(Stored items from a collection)
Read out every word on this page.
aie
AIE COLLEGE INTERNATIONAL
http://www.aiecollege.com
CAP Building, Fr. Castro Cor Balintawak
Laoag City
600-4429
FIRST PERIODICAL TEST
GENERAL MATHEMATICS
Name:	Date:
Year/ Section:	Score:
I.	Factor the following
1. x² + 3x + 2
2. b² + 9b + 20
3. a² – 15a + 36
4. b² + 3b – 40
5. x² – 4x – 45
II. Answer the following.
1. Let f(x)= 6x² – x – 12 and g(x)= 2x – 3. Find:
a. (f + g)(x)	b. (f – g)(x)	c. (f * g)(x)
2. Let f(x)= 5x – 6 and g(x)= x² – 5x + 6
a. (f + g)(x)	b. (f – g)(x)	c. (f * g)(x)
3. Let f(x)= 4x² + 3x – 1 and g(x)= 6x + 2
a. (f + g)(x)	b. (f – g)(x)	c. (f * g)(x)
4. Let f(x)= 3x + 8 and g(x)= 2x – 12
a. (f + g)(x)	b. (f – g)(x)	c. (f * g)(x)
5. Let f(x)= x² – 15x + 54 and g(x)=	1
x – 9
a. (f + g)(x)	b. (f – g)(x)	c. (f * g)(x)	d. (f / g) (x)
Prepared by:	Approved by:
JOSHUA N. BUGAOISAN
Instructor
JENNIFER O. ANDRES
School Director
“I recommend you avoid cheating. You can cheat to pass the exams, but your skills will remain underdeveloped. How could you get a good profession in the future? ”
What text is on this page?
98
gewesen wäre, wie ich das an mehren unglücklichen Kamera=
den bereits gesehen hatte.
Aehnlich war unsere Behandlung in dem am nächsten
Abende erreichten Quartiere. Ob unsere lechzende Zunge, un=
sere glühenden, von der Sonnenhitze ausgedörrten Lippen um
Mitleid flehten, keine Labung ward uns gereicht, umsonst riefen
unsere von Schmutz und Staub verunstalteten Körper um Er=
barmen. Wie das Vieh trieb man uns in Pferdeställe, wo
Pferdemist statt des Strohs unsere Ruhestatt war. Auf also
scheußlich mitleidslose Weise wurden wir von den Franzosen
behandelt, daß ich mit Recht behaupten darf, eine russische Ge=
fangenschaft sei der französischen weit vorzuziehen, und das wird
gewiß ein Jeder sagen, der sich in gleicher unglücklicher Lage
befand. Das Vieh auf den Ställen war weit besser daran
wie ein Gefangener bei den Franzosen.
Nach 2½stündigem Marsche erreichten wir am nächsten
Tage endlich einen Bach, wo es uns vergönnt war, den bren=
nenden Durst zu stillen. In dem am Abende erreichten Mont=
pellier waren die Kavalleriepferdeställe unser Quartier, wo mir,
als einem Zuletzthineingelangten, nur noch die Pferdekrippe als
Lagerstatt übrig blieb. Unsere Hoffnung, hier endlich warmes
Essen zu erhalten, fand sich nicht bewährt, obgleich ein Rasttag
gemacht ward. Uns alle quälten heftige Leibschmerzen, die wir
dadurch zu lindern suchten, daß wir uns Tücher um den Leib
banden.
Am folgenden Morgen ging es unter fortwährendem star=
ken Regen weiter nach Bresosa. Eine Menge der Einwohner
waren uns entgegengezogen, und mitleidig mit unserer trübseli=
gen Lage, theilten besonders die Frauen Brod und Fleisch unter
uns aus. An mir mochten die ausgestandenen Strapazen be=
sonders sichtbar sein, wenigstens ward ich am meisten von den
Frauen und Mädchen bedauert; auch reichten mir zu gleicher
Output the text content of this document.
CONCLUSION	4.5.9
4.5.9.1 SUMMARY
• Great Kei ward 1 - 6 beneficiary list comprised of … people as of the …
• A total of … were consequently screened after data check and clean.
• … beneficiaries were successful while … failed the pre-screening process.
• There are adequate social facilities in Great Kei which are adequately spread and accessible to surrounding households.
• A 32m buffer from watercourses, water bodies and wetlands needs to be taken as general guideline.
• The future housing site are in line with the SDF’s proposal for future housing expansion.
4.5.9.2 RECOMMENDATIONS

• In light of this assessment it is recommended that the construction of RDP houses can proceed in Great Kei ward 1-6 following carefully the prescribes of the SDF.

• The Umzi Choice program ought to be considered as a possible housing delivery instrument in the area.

(WRITTEN INSTRUCTION): Retype the entries exactly, including every line.

(RESPONSE TO THIS TASK):
Read out every word on this page.
aie
AIE COLLEGE INTERNATIONAL
http://www.aiecollege.com
CAP Building, Fr. Castro Cor Balintawak
Laoag City
600-4429
FIRST PERIODICAL TEST
GENERAL MATHEMATICS
Name:	Date:
Year/ Section:	Score:
I.	Factor the following
1. x² + 3x + 2
2. b² + 9b + 20
3. a² – 15a + 36
4. b² + 3b – 40
5. x² – 4x – 45
II. Answer the following.
1. Let f(x)= 6x² – x – 12 and g(x)= 2x – 3. Find:
a. (f + g)(x)	b. (f – g)(x)	c. (f * g)(x)
2. Let f(x)= 5x – 6 and g(x)= x² – 5x + 6
a. (f + g)(x)	b. (f – g)(x)	c. (f * g)(x)
3. Let f(x)= 4x² + 3x – 1 and g(x)= 6x + 2
a. (f + g)(x)	b. (f – g)(x)	c. (f * g)(x)
4. Let f(x)= 3x + 8 and g(x)= 2x – 12
a. (f + g)(x)	b. (f – g)(x)	c. (f * g)(x)
5. Let f(x)= x² – 15x + 54 and g(x)=	1
x – 9
a. (f + g)(x)	b. (f – g)(x)	c. (f * g)(x)	d. (f / g) (x)
Prepared by:	Approved by:
JOSHUA N. BUGAOISAN
Instructor
JENNIFER O. ANDRES
School Director
“I recommend you avoid cheating. You can cheat to pass the exams, but your skills will remain underdeveloped. How could you get a good profession in the future? ”
What text is on this page?
98
gewesen wäre, wie ich das an mehren unglücklichen Kamera=
den bereits gesehen hatte.
Aehnlich war unsere Behandlung in dem am nächsten
Abende erreichten Quartiere. Ob unsere lechzende Zunge, un=
sere glühenden, von der Sonnenhitze ausgedörrten Lippen um
Mitleid flehten, keine Labung ward uns gereicht, umsonst riefen
unsere von Schmutz und Staub verunstalteten Körper um Er=
barmen. Wie das Vieh trieb man uns in Pferdeställe, wo
Pferdemist statt des Strohs unsere Ruhestatt war. Auf also
scheußlich mitleidslose Weise wurden wir von den Franzosen
behandelt, daß ich mit Recht behaupten darf, eine russische Ge=
fangenschaft sei der französischen weit vorzuziehen, und das wird
gewiß ein Jeder sagen, der sich in gleicher unglücklicher Lage
befand. Das Vieh auf den Ställen war weit besser daran
wie ein Gefangener bei den Franzosen.
Nach 2½stündigem Marsche erreichten wir am nächsten
Tage endlich einen Bach, wo es uns vergönnt war, den bren=
nenden Durst zu stillen. In dem am Abende erreichten Mont=
pellier waren die Kavalleriepferdeställe unser Quartier, wo mir,
als einem Zuletzthineingelangten, nur noch die Pferdekrippe als
Lagerstatt übrig blieb. Unsere Hoffnung, hier endlich warmes
Essen zu erhalten, fand sich nicht bewährt, obgleich ein Rasttag
gemacht ward. Uns alle quälten heftige Leibschmerzen, die wir
dadurch zu lindern suchten, daß wir uns Tücher um den Leib
banden.
Am folgenden Morgen ging es unter fortwährendem star=
ken Regen weiter nach Bresosa. Eine Menge der Einwohner
waren uns entgegengezogen, und mitleidig mit unserer trübseli=
gen Lage, theilten besonders die Frauen Brod und Fleisch unter
uns aus. An mir mochten die ausgestandenen Strapazen be=
sonders sichtbar sein, wenigstens ward ich am meisten von den
Frauen und Mädchen bedauert; auch reichten mir zu gleicher
Output the text content of this document.
CONCLUSION	4.5.9
4.5.9.1 SUMMARY
• Great Kei ward 1 - 6 beneficiary list comprised of … people as of the …
• A total of … were consequently screened after data check and clean.
• … beneficiaries were successful while … failed the pre-screening process.
• There are adequate social facilities in Great Kei which are adequately spread and accessible to surrounding households.
• A 32m buffer from watercourses, water bodies and wetlands needs to be taken as general guideline.
• The future housing site are in line with the SDF’s proposal for future housing expansion.
4.5.9.2 RECOMMENDATIONS

• In light of this assessment it is recommended that the construction of RDP houses can proceed in Great Kei ward 1-6 following carefully the prescribes of the SDF.

• The Umzi Choice program ought to be considered as a possible housing delivery instrument in the area.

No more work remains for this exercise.